#### [EXERCISE AIM]
Can you edit the rows starting at the first one and ending at the line containing "data-label: 73% (1182, 192, 1217, 212)", replacing every "data-label" with "value-label" and returning only those lines, otherwise unchanged?

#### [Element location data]
□ □ □

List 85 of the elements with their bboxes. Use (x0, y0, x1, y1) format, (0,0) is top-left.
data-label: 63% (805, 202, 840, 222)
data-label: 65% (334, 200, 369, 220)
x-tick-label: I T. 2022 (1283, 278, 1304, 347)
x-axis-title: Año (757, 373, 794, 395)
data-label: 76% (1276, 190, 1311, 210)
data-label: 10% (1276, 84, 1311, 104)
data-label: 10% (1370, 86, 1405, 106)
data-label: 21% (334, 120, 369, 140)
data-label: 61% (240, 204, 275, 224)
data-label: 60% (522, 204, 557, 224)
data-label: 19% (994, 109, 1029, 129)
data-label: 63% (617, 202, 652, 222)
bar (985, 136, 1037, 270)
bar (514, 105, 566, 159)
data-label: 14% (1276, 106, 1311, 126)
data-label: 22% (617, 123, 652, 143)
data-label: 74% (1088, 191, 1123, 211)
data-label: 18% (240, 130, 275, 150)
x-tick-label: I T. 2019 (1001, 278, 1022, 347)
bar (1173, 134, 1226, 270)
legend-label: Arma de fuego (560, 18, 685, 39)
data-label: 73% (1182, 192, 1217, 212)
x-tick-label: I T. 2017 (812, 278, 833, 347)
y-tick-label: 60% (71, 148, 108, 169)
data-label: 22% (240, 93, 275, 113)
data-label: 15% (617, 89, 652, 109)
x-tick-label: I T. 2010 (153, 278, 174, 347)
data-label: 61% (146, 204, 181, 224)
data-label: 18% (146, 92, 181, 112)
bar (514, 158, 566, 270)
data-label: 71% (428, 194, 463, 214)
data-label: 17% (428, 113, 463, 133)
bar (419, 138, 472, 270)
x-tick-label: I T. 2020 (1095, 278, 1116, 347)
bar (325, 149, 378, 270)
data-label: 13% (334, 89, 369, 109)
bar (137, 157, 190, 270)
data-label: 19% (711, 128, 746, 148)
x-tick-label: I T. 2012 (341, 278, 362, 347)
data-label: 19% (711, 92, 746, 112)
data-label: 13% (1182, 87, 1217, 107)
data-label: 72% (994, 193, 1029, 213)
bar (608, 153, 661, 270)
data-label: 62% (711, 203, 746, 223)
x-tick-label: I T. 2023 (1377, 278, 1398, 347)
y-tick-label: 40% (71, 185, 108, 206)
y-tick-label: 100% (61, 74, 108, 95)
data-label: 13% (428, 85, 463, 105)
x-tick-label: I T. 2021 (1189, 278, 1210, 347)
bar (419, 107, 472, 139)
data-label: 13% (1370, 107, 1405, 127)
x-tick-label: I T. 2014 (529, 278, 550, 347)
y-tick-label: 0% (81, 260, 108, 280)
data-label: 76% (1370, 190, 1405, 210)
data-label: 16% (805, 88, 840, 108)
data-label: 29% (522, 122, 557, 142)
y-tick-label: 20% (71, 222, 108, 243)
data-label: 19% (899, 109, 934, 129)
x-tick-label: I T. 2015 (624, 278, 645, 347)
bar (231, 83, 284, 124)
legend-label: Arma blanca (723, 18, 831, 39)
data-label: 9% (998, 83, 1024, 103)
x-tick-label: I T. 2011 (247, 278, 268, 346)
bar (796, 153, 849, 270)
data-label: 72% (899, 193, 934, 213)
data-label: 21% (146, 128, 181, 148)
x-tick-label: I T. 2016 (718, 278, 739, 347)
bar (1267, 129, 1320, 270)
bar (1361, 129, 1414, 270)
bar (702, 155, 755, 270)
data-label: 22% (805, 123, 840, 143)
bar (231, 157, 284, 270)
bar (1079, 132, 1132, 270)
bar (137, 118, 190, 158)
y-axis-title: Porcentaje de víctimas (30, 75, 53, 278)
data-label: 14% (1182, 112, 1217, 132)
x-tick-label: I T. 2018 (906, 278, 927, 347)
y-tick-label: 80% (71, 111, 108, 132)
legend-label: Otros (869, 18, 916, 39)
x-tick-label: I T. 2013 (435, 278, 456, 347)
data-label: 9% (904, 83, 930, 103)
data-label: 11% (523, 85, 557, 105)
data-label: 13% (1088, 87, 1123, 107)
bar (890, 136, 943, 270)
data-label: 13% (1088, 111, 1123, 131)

□ □ □

#### [RESPONSE TO THIS EXERCISE]
List 85 of the elements with their bboxes. Use (x0, y0, x1, y1) format, (0,0) is top-left.
value-label: 63% (805, 202, 840, 222)
value-label: 65% (334, 200, 369, 220)
x-tick-label: I T. 2022 (1283, 278, 1304, 347)
x-axis-title: Año (757, 373, 794, 395)
value-label: 76% (1276, 190, 1311, 210)
value-label: 10% (1276, 84, 1311, 104)
value-label: 10% (1370, 86, 1405, 106)
value-label: 21% (334, 120, 369, 140)
value-label: 61% (240, 204, 275, 224)
value-label: 60% (522, 204, 557, 224)
value-label: 19% (994, 109, 1029, 129)
value-label: 63% (617, 202, 652, 222)
bar (985, 136, 1037, 270)
bar (514, 105, 566, 159)
value-label: 14% (1276, 106, 1311, 126)
value-label: 22% (617, 123, 652, 143)
value-label: 74% (1088, 191, 1123, 211)
value-label: 18% (240, 130, 275, 150)
x-tick-label: I T. 2019 (1001, 278, 1022, 347)
bar (1173, 134, 1226, 270)
legend-label: Arma de fuego (560, 18, 685, 39)
value-label: 73% (1182, 192, 1217, 212)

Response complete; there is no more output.